■ What you should do: Quote the whole listing word for word, please.

■ Available data:
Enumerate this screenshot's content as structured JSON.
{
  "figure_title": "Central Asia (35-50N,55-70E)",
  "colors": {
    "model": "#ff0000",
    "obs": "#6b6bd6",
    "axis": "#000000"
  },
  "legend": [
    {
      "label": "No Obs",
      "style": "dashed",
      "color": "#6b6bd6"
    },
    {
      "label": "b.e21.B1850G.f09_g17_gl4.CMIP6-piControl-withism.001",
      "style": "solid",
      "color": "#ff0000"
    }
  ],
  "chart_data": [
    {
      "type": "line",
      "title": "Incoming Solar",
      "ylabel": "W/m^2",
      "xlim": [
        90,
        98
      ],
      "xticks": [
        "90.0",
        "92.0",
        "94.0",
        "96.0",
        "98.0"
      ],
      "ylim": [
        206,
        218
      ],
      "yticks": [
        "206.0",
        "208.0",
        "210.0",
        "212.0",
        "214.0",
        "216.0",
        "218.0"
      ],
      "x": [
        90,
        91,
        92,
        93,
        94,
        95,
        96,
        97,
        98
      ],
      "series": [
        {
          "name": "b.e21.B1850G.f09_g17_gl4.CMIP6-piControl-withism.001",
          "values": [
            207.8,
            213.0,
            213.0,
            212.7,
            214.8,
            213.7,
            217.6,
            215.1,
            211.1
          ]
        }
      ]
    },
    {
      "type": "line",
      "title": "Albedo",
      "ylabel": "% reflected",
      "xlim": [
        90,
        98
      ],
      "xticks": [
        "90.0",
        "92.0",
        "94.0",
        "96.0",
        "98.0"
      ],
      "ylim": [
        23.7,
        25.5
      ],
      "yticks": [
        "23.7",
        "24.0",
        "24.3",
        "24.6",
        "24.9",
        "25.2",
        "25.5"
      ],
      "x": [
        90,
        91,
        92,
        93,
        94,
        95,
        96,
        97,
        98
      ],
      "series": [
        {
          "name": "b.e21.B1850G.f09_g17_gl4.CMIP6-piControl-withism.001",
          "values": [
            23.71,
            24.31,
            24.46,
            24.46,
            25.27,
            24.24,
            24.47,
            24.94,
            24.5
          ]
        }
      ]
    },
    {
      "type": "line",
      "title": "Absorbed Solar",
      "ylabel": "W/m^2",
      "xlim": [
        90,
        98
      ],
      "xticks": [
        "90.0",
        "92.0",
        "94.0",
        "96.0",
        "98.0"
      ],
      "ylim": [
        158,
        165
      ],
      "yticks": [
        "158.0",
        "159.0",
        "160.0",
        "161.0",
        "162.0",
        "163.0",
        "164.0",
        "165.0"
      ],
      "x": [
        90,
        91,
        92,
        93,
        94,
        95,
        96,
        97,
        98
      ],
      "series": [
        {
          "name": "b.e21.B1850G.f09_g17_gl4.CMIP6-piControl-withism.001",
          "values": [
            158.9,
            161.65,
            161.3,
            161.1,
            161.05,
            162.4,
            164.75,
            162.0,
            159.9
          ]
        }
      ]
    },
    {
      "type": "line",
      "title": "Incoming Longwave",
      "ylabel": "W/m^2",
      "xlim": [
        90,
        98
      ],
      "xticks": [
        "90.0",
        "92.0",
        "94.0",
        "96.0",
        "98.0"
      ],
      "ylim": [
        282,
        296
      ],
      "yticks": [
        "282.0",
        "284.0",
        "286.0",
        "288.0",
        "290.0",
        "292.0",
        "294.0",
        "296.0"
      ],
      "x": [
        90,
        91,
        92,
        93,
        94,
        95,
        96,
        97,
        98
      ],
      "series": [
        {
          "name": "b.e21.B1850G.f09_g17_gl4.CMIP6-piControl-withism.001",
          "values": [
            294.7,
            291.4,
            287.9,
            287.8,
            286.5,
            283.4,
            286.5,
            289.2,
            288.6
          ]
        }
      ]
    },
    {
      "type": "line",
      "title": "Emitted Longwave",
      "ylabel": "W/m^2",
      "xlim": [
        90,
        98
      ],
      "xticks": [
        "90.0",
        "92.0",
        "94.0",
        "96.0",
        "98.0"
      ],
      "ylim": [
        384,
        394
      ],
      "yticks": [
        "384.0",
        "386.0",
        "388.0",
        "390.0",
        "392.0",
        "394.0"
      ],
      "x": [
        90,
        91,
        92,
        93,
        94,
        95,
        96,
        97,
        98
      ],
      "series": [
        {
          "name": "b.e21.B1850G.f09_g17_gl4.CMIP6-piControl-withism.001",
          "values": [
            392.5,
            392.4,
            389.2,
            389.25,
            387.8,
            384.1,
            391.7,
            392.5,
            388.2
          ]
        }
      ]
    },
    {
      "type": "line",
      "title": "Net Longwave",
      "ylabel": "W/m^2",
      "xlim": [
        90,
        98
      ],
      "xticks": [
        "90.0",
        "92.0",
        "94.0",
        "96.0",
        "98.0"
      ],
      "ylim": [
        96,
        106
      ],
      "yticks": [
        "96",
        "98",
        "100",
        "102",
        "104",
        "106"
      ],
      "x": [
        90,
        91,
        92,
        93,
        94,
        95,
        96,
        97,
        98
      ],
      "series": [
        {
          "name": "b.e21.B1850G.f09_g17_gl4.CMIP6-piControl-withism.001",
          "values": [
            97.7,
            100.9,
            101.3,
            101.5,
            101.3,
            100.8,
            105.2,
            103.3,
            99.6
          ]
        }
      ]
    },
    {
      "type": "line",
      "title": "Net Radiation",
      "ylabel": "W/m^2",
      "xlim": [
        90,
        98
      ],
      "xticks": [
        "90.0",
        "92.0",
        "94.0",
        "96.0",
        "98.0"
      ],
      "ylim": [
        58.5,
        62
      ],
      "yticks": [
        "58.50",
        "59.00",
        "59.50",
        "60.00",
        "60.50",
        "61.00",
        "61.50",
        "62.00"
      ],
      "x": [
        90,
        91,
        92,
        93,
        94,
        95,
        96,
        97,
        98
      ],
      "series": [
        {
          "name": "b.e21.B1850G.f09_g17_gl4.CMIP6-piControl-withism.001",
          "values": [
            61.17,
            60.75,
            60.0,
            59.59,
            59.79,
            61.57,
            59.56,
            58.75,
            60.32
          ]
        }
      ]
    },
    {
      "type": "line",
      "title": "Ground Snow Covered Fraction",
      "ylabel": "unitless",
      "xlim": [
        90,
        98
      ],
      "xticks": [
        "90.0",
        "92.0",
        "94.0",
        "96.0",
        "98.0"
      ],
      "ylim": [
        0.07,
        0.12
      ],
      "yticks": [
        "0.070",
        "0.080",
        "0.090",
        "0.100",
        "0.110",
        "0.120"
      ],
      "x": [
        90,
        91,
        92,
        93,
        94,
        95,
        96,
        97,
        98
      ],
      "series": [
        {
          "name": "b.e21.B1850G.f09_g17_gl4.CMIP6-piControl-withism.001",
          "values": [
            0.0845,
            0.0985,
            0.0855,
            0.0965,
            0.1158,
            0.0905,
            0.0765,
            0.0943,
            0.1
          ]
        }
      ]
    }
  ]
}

■ Written reply:
Enumerate this screenshot's content as structured JSON.
{
  "figure_title": "Central Asia (35-50N,55-70E)",
  "colors": {
    "model": "#ff0000",
    "obs": "#6b6bd6",
    "axis": "#000000"
  },
  "legend": [
    {
      "label": "No Obs",
      "style": "dashed",
      "color": "#6b6bd6"
    },
    {
      "label": "b.e21.B1850G.f09_g17_gl4.CMIP6-piControl-withism.001",
      "style": "solid",
      "color": "#ff0000"
    }
  ],
  "chart_data": [
    {
      "type": "line",
      "title": "Incoming Solar",
      "ylabel": "W/m^2",
      "xlim": [
        90,
        98
      ],
      "xticks": [
        "90.0",
        "92.0",
        "94.0",
        "96.0",
        "98.0"
      ],
      "ylim": [
        206,
        218
      ],
      "yticks": [
        "206.0",
        "208.0",
        "210.0",
        "212.0",
        "214.0",
        "216.0",
        "218.0"
      ],
      "x": [
        90,
        91,
        92,
        93,
        94,
        95,
        96,
        97,
        98
      ],
      "series": [
        {
          "name": "b.e21.B1850G.f09_g17_gl4.CMIP6-piControl-withism.001",
          "values": [
            207.8,
            213.0,
            213.0,
            212.7,
            214.8,
            213.7,
            217.6,
            215.1,
            211.1
          ]
        }
      ]
    },
    {
      "type": "line",
      "title": "Albedo",
      "ylabel": "% reflected",
      "xlim": [
        90,
        98
      ],
      "xticks": [
        "90.0",
        "92.0",
        "94.0",
        "96.0",
        "98.0"
      ],
      "ylim": [
        23.7,
        25.5
      ],
      "yticks": [
        "23.7",
        "24.0",
        "24.3",
        "24.6",
        "24.9",
        "25.2",
        "25.5"
      ],
      "x": [
        90,
        91,
        92,
        93,
        94,
        95,
        96,
        97,
        98
      ],
      "series": [
        {
          "name": "b.e21.B1850G.f09_g17_gl4.CMIP6-piControl-withism.001",
          "values": [
            23.71,
            24.31,
            24.46,
            24.46,
            25.27,
            24.24,
            24.47,
            24.94,
            24.5
          ]
        }
      ]
    },
    {
      "type": "line",
      "title": "Absorbed Solar",
      "ylabel": "W/m^2",
      "xlim": [
        90,
        98
      ],
      "xticks": [
        "90.0",
        "92.0",
        "94.0",
        "96.0",
        "98.0"
      ],
      "ylim": [
        158,
        165
      ],
      "yticks": [
        "158.0",
        "159.0",
        "160.0",
        "161.0",
        "162.0",
        "163.0",
        "164.0",
        "165.0"
      ],
      "x": [
        90,
        91,
        92,
        93,
        94,
        95,
        96,
        97,
        98
      ],
      "series": [
        {
          "name": "b.e21.B1850G.f09_g17_gl4.CMIP6-piControl-withism.001",
          "values": [
            158.9,
            161.65,
            161.3,
            161.1,
            161.05,
            162.4,
            164.75,
            162.0,
            159.9
          ]
        }
      ]
    },
    {
      "type": "line",
      "title": "Incoming Longwave",
      "ylabel": "W/m^2",
      "xlim": [
        90,
        98
      ],
      "xticks": [
        "90.0",
        "92.0",
        "94.0",
        "96.0",
        "98.0"
      ],
      "ylim": [
        282,
        296
      ],
      "yticks": [
        "282.0",
        "284.0",
        "286.0",
        "288.0",
        "290.0",
        "292.0",
        "294.0",
        "296.0"
      ],
      "x": [
        90,
        91,
        92,
        93,
        94,
        95,
        96,
        97,
        98
      ],
      "series": [
        {
          "name": "b.e21.B1850G.f09_g17_gl4.CMIP6-piControl-withism.001",
          "values": [
            294.7,
            291.4,
            287.9,
            287.8,
            286.5,
            283.4,
            286.5,
            289.2,
            288.6
          ]
        }
      ]
    },
    {
      "type": "line",
      "title": "Emitted Longwave",
      "ylabel": "W/m^2",
      "xlim": [
        90,
        98
      ],
      "xticks": [
        "90.0",
        "92.0",
        "94.0",
        "96.0",
        "98.0"
      ],
      "ylim": [
        384,
        394
      ],
      "yticks": [
        "384.0",
        "386.0",
        "388.0",
        "390.0",
        "392.0",
        "394.0"
      ],
      "x": [
        90,
        91,
        92,
        93,
        94,
        95,
        96,
        97,
        98
      ],
      "series": [
        {
          "name": "b.e21.B1850G.f09_g17_gl4.CMIP6-piControl-withism.001",
          "values": [
            392.5,
            392.4,
            389.2,
            389.25,
            387.8,
            384.1,
            391.7,
            392.5,
            388.2
          ]
        }
      ]
    },
    {
      "type": "line",
      "title": "Net Longwave",
      "ylabel": "W/m^2",
      "xlim": [
        90,
        98
      ],
      "xticks": [
        "90.0",
        "92.0",
        "94.0",
        "96.0",
        "98.0"
      ],
      "ylim": [
        96,
        106
      ],
      "yticks": [
        "96",
        "98",
        "100",
        "102",
        "104",
        "106"
      ],
      "x": [
        90,
        91,
        92,
        93,
        94,
        95,
        96,
        97,
        98
      ],
      "series": [
        {
          "name": "b.e21.B1850G.f09_g17_gl4.CMIP6-piControl-withism.001",
          "values": [
            97.7,
            100.9,
            101.3,
            101.5,
            101.3,
            100.8,
            105.2,
            103.3,
            99.6
          ]
        }
      ]
    },
    {
      "type": "line",
      "title": "Net Radiation",
      "ylabel": "W/m^2",
      "xlim": [
        90,
        98
      ],
      "xticks": [
        "90.0",
        "92.0",
        "94.0",
        "96.0",
        "98.0"
      ],
      "ylim": [
        58.5,
        62
      ],
      "yticks": [
        "58.50",
        "59.00",
        "59.50",
        "60.00",
        "60.50",
        "61.00",
        "61.50",
        "62.00"
      ],
      "x": [
        90,
        91,
        92,
        93,
        94,
        95,
        96,
        97,
        98
      ],
      "series": [
        {
          "name": "b.e21.B1850G.f09_g17_gl4.CMIP6-piControl-withism.001",
          "values": [
            61.17,
            60.75,
            60.0,
            59.59,
            59.79,
            61.57,
            59.56,
            58.75,
            60.32
          ]
        }
      ]
    },
    {
      "type": "line",
      "title": "Ground Snow Covered Fraction",
      "ylabel": "unitless",
      "xlim": [
        90,
        98
      ],
      "xticks": [
        "90.0",
        "92.0",
        "94.0",
        "96.0",
        "98.0"
      ],
      "ylim": [
        0.07,
        0.12
      ],
      "yticks": [
        "0.070",
        "0.080",
        "0.090",
        "0.100",
        "0.110",
        "0.120"
      ],
      "x": [
        90,
        91,
        92,
        93,
        94,
        95,
        96,
        97,
        98
      ],
      "series": [
        {
          "name": "b.e21.B1850G.f09_g17_gl4.CMIP6-piControl-withism.001",
          "values": [
            0.0845,
            0.0985,
            0.0855,
            0.0965,
            0.1158,
            0.0905,
            0.0765,
            0.0943,
            0.1
          ]
        }
      ]
    }
  ]
}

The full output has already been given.